To do: Give every line below again, exactly.

Supplied records:
★ ★ ★ ★ ★ ★ ★
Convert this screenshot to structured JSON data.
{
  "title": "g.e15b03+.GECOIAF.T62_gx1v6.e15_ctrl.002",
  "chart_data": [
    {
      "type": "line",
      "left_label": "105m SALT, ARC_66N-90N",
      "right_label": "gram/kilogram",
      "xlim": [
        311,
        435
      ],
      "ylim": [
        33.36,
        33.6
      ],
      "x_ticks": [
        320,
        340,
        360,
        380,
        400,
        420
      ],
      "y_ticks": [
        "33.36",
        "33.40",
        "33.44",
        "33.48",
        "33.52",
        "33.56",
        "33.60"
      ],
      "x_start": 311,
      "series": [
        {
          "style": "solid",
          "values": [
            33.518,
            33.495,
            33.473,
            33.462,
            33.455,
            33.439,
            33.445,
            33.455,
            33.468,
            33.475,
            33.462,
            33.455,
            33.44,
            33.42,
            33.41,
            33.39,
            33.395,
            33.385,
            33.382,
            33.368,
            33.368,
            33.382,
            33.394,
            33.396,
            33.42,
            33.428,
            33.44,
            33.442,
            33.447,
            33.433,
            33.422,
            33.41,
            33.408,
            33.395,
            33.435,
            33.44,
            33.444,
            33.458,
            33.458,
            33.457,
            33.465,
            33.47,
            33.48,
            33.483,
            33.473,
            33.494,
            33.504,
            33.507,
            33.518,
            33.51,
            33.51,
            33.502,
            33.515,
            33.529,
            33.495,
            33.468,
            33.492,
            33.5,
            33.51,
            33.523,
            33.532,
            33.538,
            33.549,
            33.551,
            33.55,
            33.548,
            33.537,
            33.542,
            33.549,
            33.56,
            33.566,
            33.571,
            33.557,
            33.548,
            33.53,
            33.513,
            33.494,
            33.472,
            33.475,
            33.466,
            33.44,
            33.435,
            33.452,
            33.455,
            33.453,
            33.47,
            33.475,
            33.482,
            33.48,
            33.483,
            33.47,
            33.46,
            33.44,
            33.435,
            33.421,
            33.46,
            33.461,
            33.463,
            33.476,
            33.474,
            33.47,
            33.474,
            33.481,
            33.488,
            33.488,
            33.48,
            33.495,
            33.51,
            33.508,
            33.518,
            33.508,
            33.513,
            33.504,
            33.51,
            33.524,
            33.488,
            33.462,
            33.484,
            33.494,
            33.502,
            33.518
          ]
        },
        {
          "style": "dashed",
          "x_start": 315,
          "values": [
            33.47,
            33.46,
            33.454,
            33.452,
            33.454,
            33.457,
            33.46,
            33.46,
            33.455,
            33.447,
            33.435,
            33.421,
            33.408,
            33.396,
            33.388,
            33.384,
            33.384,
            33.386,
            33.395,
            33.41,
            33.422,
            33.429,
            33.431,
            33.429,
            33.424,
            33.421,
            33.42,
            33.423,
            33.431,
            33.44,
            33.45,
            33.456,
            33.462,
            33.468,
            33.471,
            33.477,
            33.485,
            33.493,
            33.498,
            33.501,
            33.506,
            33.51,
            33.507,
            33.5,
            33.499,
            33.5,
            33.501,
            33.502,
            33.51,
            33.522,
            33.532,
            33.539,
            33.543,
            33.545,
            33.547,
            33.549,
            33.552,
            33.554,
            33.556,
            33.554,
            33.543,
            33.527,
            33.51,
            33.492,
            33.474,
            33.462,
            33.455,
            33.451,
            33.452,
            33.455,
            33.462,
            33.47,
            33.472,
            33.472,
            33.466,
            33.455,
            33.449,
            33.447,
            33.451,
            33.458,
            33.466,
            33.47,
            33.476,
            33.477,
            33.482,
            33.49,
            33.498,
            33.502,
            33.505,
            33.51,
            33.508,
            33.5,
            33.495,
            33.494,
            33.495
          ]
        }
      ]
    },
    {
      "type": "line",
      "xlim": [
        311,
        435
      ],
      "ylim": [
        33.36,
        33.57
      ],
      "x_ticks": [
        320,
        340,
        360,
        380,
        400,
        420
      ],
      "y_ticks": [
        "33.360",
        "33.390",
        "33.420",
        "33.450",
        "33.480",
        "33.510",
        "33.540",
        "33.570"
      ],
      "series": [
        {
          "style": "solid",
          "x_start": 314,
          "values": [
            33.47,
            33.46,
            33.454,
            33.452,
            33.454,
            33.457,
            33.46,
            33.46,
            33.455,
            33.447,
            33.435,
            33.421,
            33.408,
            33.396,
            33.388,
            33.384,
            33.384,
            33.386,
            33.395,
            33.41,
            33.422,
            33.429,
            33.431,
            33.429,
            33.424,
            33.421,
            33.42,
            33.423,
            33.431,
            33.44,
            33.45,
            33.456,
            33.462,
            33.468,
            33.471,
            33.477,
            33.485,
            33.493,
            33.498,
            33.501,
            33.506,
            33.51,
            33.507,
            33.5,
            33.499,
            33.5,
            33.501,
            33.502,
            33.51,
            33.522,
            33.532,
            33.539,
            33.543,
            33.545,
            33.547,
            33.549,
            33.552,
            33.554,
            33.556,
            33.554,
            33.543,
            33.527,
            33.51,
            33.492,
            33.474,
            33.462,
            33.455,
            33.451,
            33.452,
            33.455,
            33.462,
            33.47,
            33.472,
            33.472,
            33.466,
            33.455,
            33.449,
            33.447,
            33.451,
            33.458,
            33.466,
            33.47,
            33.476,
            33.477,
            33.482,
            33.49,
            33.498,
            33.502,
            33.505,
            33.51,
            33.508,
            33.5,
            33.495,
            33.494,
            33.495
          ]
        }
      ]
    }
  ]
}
★ ★ ★ ★ ★ ★ ★
Solution for this task:
Convert this screenshot to structured JSON data.
{
  "title": "g.e15b03+.GECOIAF.T62_gx1v6.e15_ctrl.002",
  "chart_data": [
    {
      "type": "line",
      "left_label": "105m SALT, ARC_66N-90N",
      "right_label": "gram/kilogram",
      "xlim": [
        311,
        435
      ],
      "ylim": [
        33.36,
        33.6
      ],
      "x_ticks": [
        320,
        340,
        360,
        380,
        400,
        420
      ],
      "y_ticks": [
        "33.36",
        "33.40",
        "33.44",
        "33.48",
        "33.52",
        "33.56",
        "33.60"
      ],
      "x_start": 311,
      "series": [
        {
          "style": "solid",
          "values": [
            33.518,
            33.495,
            33.473,
            33.462,
            33.455,
            33.439,
            33.445,
            33.455,
            33.468,
            33.475,
            33.462,
            33.455,
            33.44,
            33.42,
            33.41,
            33.39,
            33.395,
            33.385,
            33.382,
            33.368,
            33.368,
            33.382,
            33.394,
            33.396,
            33.42,
            33.428,
            33.44,
            33.442,
            33.447,
            33.433,
            33.422,
            33.41,
            33.408,
            33.395,
            33.435,
            33.44,
            33.444,
            33.458,
            33.458,
            33.457,
            33.465,
            33.47,
            33.48,
            33.483,
            33.473,
            33.494,
            33.504,
            33.507,
            33.518,
            33.51,
            33.51,
            33.502,
            33.515,
            33.529,
            33.495,
            33.468,
            33.492,
            33.5,
            33.51,
            33.523,
            33.532,
            33.538,
            33.549,
            33.551,
            33.55,
            33.548,
            33.537,
            33.542,
            33.549,
            33.56,
            33.566,
            33.571,
            33.557,
            33.548,
            33.53,
            33.513,
            33.494,
            33.472,
            33.475,
            33.466,
            33.44,
            33.435,
            33.452,
            33.455,
            33.453,
            33.47,
            33.475,
            33.482,
            33.48,
            33.483,
            33.47,
            33.46,
            33.44,
            33.435,
            33.421,
            33.46,
            33.461,
            33.463,
            33.476,
            33.474,
            33.47,
            33.474,
            33.481,
            33.488,
            33.488,
            33.48,
            33.495,
            33.51,
            33.508,
            33.518,
            33.508,
            33.513,
            33.504,
            33.51,
            33.524,
            33.488,
            33.462,
            33.484,
            33.494,
            33.502,
            33.518
          ]
        },
        {
          "style": "dashed",
          "x_start": 315,
          "values": [
            33.47,
            33.46,
            33.454,
            33.452,
            33.454,
            33.457,
            33.46,
            33.46,
            33.455,
            33.447,
            33.435,
            33.421,
            33.408,
            33.396,
            33.388,
            33.384,
            33.384,
            33.386,
            33.395,
            33.41,
            33.422,
            33.429,
            33.431,
            33.429,
            33.424,
            33.421,
            33.42,
            33.423,
            33.431,
            33.44,
            33.45,
            33.456,
            33.462,
            33.468,
            33.471,
            33.477,
            33.485,
            33.493,
            33.498,
            33.501,
            33.506,
            33.51,
            33.507,
            33.5,
            33.499,
            33.5,
            33.501,
            33.502,
            33.51,
            33.522,
            33.532,
            33.539,
            33.543,
            33.545,
            33.547,
            33.549,
            33.552,
            33.554,
            33.556,
            33.554,
            33.543,
            33.527,
            33.51,
            33.492,
            33.474,
            33.462,
            33.455,
            33.451,
            33.452,
            33.455,
            33.462,
            33.47,
            33.472,
            33.472,
            33.466,
            33.455,
            33.449,
            33.447,
            33.451,
            33.458,
            33.466,
            33.47,
            33.476,
            33.477,
            33.482,
            33.49,
            33.498,
            33.502,
            33.505,
            33.51,
            33.508,
            33.5,
            33.495,
            33.494,
            33.495
          ]
        }
      ]
    },
    {
      "type": "line",
      "xlim": [
        311,
        435
      ],
      "ylim": [
        33.36,
        33.57
      ],
      "x_ticks": [
        320,
        340,
        360,
        380,
        400,
        420
      ],
      "y_ticks": [
        "33.360",
        "33.390",
        "33.420",
        "33.450",
        "33.480",
        "33.510",
        "33.540",
        "33.570"
      ],
      "series": [
        {
          "style": "solid",
          "x_start": 314,
          "values": [
            33.47,
            33.46,
            33.454,
            33.452,
            33.454,
            33.457,
            33.46,
            33.46,
            33.455,
            33.447,
            33.435,
            33.421,
            33.408,
            33.396,
            33.388,
            33.384,
            33.384,
            33.386,
            33.395,
            33.41,
            33.422,
            33.429,
            33.431,
            33.429,
            33.424,
            33.421,
            33.42,
            33.423,
            33.431,
            33.44,
            33.45,
            33.456,
            33.462,
            33.468,
            33.471,
            33.477,
            33.485,
            33.493,
            33.498,
            33.501,
            33.506,
            33.51,
            33.507,
            33.5,
            33.499,
            33.5,
            33.501,
            33.502,
            33.51,
            33.522,
            33.532,
            33.539,
            33.543,
            33.545,
            33.547,
            33.549,
            33.552,
            33.554,
            33.556,
            33.554,
            33.543,
            33.527,
            33.51,
            33.492,
            33.474,
            33.462,
            33.455,
            33.451,
            33.452,
            33.455,
            33.462,
            33.47,
            33.472,
            33.472,
            33.466,
            33.455,
            33.449,
            33.447,
            33.451,
            33.458,
            33.466,
            33.47,
            33.476,
            33.477,
            33.482,
            33.49,
            33.498,
            33.502,
            33.505,
            33.51,
            33.508,
            33.5,
            33.495,
            33.494,
            33.495
          ]
        }
      ]
    }
  ]
}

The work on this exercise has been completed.